Items from a figure collection

┏━━

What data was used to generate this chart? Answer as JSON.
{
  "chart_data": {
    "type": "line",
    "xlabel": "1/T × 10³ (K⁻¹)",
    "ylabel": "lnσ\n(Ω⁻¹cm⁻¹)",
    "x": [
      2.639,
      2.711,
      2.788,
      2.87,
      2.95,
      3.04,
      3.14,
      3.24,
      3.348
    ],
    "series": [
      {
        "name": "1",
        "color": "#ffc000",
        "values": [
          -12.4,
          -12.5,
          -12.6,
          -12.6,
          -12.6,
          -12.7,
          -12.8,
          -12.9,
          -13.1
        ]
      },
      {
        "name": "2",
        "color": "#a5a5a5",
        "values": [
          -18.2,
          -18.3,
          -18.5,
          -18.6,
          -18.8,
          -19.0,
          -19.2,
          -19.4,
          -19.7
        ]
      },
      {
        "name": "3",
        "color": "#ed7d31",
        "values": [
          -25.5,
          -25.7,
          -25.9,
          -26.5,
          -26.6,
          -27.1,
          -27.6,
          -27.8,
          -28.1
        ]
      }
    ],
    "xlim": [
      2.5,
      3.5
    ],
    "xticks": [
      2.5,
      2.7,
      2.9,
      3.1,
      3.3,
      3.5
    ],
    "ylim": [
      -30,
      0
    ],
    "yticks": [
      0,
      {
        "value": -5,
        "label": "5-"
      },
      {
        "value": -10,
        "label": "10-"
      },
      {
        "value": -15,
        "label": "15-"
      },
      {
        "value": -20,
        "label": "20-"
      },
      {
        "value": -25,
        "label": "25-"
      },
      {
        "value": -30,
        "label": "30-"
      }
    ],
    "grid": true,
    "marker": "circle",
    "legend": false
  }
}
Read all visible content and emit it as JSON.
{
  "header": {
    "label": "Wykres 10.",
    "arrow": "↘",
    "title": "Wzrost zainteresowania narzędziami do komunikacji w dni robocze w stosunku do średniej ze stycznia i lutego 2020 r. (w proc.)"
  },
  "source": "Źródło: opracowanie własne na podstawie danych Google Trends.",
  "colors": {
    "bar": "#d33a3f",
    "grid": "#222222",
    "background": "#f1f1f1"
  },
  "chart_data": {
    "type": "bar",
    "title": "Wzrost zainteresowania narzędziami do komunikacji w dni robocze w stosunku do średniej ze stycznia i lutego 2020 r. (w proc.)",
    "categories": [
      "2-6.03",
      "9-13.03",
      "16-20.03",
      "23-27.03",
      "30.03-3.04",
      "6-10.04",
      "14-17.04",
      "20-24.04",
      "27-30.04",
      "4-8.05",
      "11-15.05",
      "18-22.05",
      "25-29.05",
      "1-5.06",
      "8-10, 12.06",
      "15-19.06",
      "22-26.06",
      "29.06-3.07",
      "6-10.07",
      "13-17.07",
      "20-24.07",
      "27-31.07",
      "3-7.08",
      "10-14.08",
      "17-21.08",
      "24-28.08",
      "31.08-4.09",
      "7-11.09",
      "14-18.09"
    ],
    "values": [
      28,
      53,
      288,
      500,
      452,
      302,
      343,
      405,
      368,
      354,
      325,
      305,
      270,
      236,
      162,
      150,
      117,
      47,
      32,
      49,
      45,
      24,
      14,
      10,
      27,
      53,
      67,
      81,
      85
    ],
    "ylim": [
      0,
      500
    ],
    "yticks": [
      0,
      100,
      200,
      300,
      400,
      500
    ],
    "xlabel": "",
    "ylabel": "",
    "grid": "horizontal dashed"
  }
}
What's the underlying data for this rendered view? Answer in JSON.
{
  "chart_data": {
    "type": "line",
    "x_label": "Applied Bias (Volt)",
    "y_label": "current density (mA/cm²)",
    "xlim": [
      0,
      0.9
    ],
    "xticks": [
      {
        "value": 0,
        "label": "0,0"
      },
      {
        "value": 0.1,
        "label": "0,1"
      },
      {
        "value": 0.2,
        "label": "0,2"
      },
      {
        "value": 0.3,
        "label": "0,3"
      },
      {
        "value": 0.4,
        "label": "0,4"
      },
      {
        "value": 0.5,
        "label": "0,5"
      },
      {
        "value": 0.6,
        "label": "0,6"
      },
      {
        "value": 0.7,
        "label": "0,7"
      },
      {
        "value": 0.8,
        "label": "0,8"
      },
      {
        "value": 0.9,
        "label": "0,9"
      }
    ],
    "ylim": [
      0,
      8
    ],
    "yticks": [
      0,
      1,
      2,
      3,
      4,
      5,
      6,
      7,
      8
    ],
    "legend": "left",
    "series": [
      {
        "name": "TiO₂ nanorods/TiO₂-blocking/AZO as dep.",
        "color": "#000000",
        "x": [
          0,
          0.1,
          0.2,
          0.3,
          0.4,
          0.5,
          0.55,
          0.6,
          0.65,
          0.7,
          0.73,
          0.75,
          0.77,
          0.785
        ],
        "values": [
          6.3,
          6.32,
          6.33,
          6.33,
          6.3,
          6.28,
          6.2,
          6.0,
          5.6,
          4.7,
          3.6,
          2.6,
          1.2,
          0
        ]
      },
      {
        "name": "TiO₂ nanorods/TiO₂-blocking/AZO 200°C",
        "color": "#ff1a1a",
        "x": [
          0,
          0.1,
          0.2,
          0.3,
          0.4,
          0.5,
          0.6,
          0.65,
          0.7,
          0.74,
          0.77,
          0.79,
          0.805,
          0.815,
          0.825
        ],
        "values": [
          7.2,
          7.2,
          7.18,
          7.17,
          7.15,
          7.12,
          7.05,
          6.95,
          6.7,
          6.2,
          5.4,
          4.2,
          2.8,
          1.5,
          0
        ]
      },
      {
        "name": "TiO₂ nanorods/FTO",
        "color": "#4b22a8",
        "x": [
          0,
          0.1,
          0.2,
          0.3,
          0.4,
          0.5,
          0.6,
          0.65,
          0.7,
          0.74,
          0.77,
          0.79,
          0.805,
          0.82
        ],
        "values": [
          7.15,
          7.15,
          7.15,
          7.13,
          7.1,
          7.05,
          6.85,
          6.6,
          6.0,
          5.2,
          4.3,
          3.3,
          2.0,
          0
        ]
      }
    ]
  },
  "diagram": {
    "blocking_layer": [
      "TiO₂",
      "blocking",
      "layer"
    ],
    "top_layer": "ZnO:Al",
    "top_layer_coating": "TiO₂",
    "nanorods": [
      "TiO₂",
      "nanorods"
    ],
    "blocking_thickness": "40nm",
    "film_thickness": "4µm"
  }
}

┗━━

__WHAT YOU NEED TO DO__
Give all the records again. Match them exactly.

__SOLVED EXERCISE__
What data was used to generate this chart? Answer as JSON.
{
  "chart_data": {
    "type": "line",
    "xlabel": "1/T × 10³ (K⁻¹)",
    "ylabel": "lnσ\n(Ω⁻¹cm⁻¹)",
    "x": [
      2.639,
      2.711,
      2.788,
      2.87,
      2.95,
      3.04,
      3.14,
      3.24,
      3.348
    ],
    "series": [
      {
        "name": "1",
        "color": "#ffc000",
        "values": [
          -12.4,
          -12.5,
          -12.6,
          -12.6,
          -12.6,
          -12.7,
          -12.8,
          -12.9,
          -13.1
        ]
      },
      {
        "name": "2",
        "color": "#a5a5a5",
        "values": [
          -18.2,
          -18.3,
          -18.5,
          -18.6,
          -18.8,
          -19.0,
          -19.2,
          -19.4,
          -19.7
        ]
      },
      {
        "name": "3",
        "color": "#ed7d31",
        "values": [
          -25.5,
          -25.7,
          -25.9,
          -26.5,
          -26.6,
          -27.1,
          -27.6,
          -27.8,
          -28.1
        ]
      }
    ],
    "xlim": [
      2.5,
      3.5
    ],
    "xticks": [
      2.5,
      2.7,
      2.9,
      3.1,
      3.3,
      3.5
    ],
    "ylim": [
      -30,
      0
    ],
    "yticks": [
      0,
      {
        "value": -5,
        "label": "5-"
      },
      {
        "value": -10,
        "label": "10-"
      },
      {
        "value": -15,
        "label": "15-"
      },
      {
        "value": -20,
        "label": "20-"
      },
      {
        "value": -25,
        "label": "25-"
      },
      {
        "value": -30,
        "label": "30-"
      }
    ],
    "grid": true,
    "marker": "circle",
    "legend": false
  }
}
Read all visible content and emit it as JSON.
{
  "header": {
    "label": "Wykres 10.",
    "arrow": "↘",
    "title": "Wzrost zainteresowania narzędziami do komunikacji w dni robocze w stosunku do średniej ze stycznia i lutego 2020 r. (w proc.)"
  },
  "source": "Źródło: opracowanie własne na podstawie danych Google Trends.",
  "colors": {
    "bar": "#d33a3f",
    "grid": "#222222",
    "background": "#f1f1f1"
  },
  "chart_data": {
    "type": "bar",
    "title": "Wzrost zainteresowania narzędziami do komunikacji w dni robocze w stosunku do średniej ze stycznia i lutego 2020 r. (w proc.)",
    "categories": [
      "2-6.03",
      "9-13.03",
      "16-20.03",
      "23-27.03",
      "30.03-3.04",
      "6-10.04",
      "14-17.04",
      "20-24.04",
      "27-30.04",
      "4-8.05",
      "11-15.05",
      "18-22.05",
      "25-29.05",
      "1-5.06",
      "8-10, 12.06",
      "15-19.06",
      "22-26.06",
      "29.06-3.07",
      "6-10.07",
      "13-17.07",
      "20-24.07",
      "27-31.07",
      "3-7.08",
      "10-14.08",
      "17-21.08",
      "24-28.08",
      "31.08-4.09",
      "7-11.09",
      "14-18.09"
    ],
    "values": [
      28,
      53,
      288,
      500,
      452,
      302,
      343,
      405,
      368,
      354,
      325,
      305,
      270,
      236,
      162,
      150,
      117,
      47,
      32,
      49,
      45,
      24,
      14,
      10,
      27,
      53,
      67,
      81,
      85
    ],
    "ylim": [
      0,
      500
    ],
    "yticks": [
      0,
      100,
      200,
      300,
      400,
      500
    ],
    "xlabel": "",
    "ylabel": "",
    "grid": "horizontal dashed"
  }
}
What's the underlying data for this rendered view? Answer in JSON.
{
  "chart_data": {
    "type": "line",
    "x_label": "Applied Bias (Volt)",
    "y_label": "current density (mA/cm²)",
    "xlim": [
      0,
      0.9
    ],
    "xticks": [
      {
        "value": 0,
        "label": "0,0"
      },
      {
        "value": 0.1,
        "label": "0,1"
      },
      {
        "value": 0.2,
        "label": "0,2"
      },
      {
        "value": 0.3,
        "label": "0,3"
      },
      {
        "value": 0.4,
        "label": "0,4"
      },
      {
        "value": 0.5,
        "label": "0,5"
      },
      {
        "value": 0.6,
        "label": "0,6"
      },
      {
        "value": 0.7,
        "label": "0,7"
      },
      {
        "value": 0.8,
        "label": "0,8"
      },
      {
        "value": 0.9,
        "label": "0,9"
      }
    ],
    "ylim": [
      0,
      8
    ],
    "yticks": [
      0,
      1,
      2,
      3,
      4,
      5,
      6,
      7,
      8
    ],
    "legend": "left",
    "series": [
      {
        "name": "TiO₂ nanorods/TiO₂-blocking/AZO as dep.",
        "color": "#000000",
        "x": [
          0,
          0.1,
          0.2,
          0.3,
          0.4,
          0.5,
          0.55,
          0.6,
          0.65,
          0.7,
          0.73,
          0.75,
          0.77,
          0.785
        ],
        "values": [
          6.3,
          6.32,
          6.33,
          6.33,
          6.3,
          6.28,
          6.2,
          6.0,
          5.6,
          4.7,
          3.6,
          2.6,
          1.2,
          0
        ]
      },
      {
        "name": "TiO₂ nanorods/TiO₂-blocking/AZO 200°C",
        "color": "#ff1a1a",
        "x": [
          0,
          0.1,
          0.2,
          0.3,
          0.4,
          0.5,
          0.6,
          0.65,
          0.7,
          0.74,
          0.77,
          0.79,
          0.805,
          0.815,
          0.825
        ],
        "values": [
          7.2,
          7.2,
          7.18,
          7.17,
          7.15,
          7.12,
          7.05,
          6.95,
          6.7,
          6.2,
          5.4,
          4.2,
          2.8,
          1.5,
          0
        ]
      },
      {
        "name": "TiO₂ nanorods/FTO",
        "color": "#4b22a8",
        "x": [
          0,
          0.1,
          0.2,
          0.3,
          0.4,
          0.5,
          0.6,
          0.65,
          0.7,
          0.74,
          0.77,
          0.79,
          0.805,
          0.82
        ],
        "values": [
          7.15,
          7.15,
          7.15,
          7.13,
          7.1,
          7.05,
          6.85,
          6.6,
          6.0,
          5.2,
          4.3,
          3.3,
          2.0,
          0
        ]
      }
    ]
  },
  "diagram": {
    "blocking_layer": [
      "TiO₂",
      "blocking",
      "layer"
    ],
    "top_layer": "ZnO:Al",
    "top_layer_coating": "TiO₂",
    "nanorods": [
      "TiO₂",
      "nanorods"
    ],
    "blocking_thickness": "40nm",
    "film_thickness": "4µm"
  }
}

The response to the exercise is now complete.